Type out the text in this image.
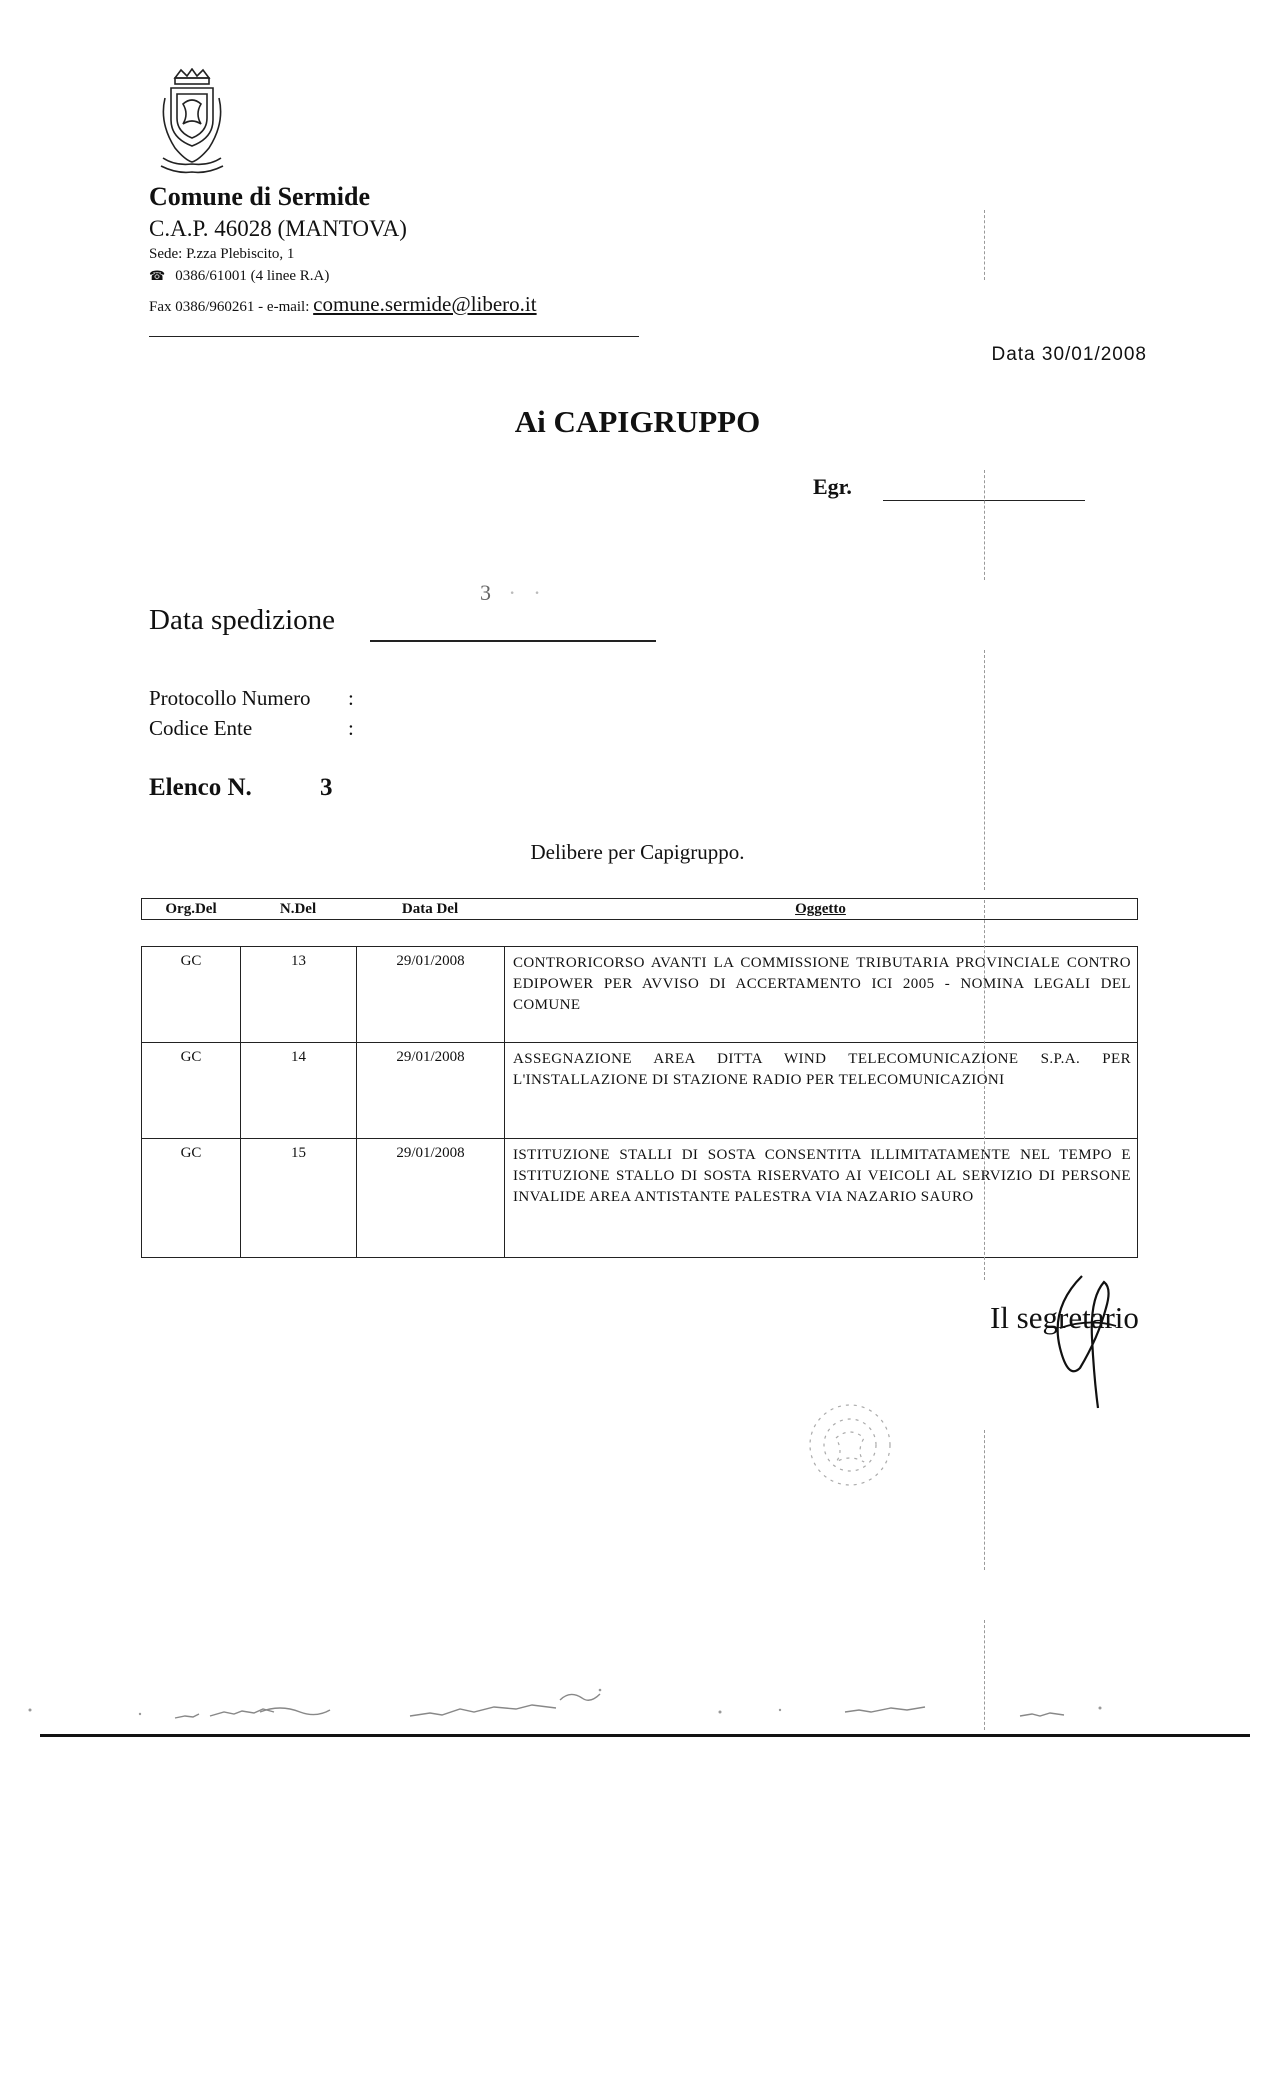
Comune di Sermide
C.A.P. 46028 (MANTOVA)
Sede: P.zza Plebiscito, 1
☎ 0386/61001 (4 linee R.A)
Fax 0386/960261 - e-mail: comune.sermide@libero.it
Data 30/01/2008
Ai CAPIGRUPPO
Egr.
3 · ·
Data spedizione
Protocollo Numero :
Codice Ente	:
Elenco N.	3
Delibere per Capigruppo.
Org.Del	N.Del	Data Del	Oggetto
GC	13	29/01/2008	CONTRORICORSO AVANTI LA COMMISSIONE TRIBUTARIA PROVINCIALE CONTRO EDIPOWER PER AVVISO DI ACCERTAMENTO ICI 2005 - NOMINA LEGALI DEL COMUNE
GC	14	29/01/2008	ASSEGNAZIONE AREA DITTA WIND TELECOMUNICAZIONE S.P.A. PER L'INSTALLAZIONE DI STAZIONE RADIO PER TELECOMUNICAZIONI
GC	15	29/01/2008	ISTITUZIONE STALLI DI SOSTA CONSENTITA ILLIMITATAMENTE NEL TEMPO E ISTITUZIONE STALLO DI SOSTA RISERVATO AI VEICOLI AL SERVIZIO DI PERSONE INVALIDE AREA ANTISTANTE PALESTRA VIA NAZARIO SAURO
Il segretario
********************
What you need to do: Transcribe the listing in full. Omit the pictures and keep every line exact.

The reply:
Type out the text in this image.
Comune di Sermide
C.A.P. 46028 (MANTOVA)
Sede: P.zza Plebiscito, 1
☎ 0386/61001 (4 linee R.A)
Fax 0386/960261 - e-mail: comune.sermide@libero.it
Data 30/01/2008
Ai CAPIGRUPPO
Egr.
3 · ·
Data spedizione
Protocollo Numero :
Codice Ente	:
Elenco N.	3
Delibere per Capigruppo.
Org.Del	N.Del	Data Del	Oggetto
GC	13	29/01/2008	CONTRORICORSO AVANTI LA COMMISSIONE TRIBUTARIA PROVINCIALE CONTRO EDIPOWER PER AVVISO DI ACCERTAMENTO ICI 2005 - NOMINA LEGALI DEL COMUNE
GC	14	29/01/2008	ASSEGNAZIONE AREA DITTA WIND TELECOMUNICAZIONE S.P.A. PER L'INSTALLAZIONE DI STAZIONE RADIO PER TELECOMUNICAZIONI
GC	15	29/01/2008	ISTITUZIONE STALLI DI SOSTA CONSENTITA ILLIMITATAMENTE NEL TEMPO E ISTITUZIONE STALLO DI SOSTA RISERVATO AI VEICOLI AL SERVIZIO DI PERSONE INVALIDE AREA ANTISTANTE PALESTRA VIA NAZARIO SAURO
Il segretario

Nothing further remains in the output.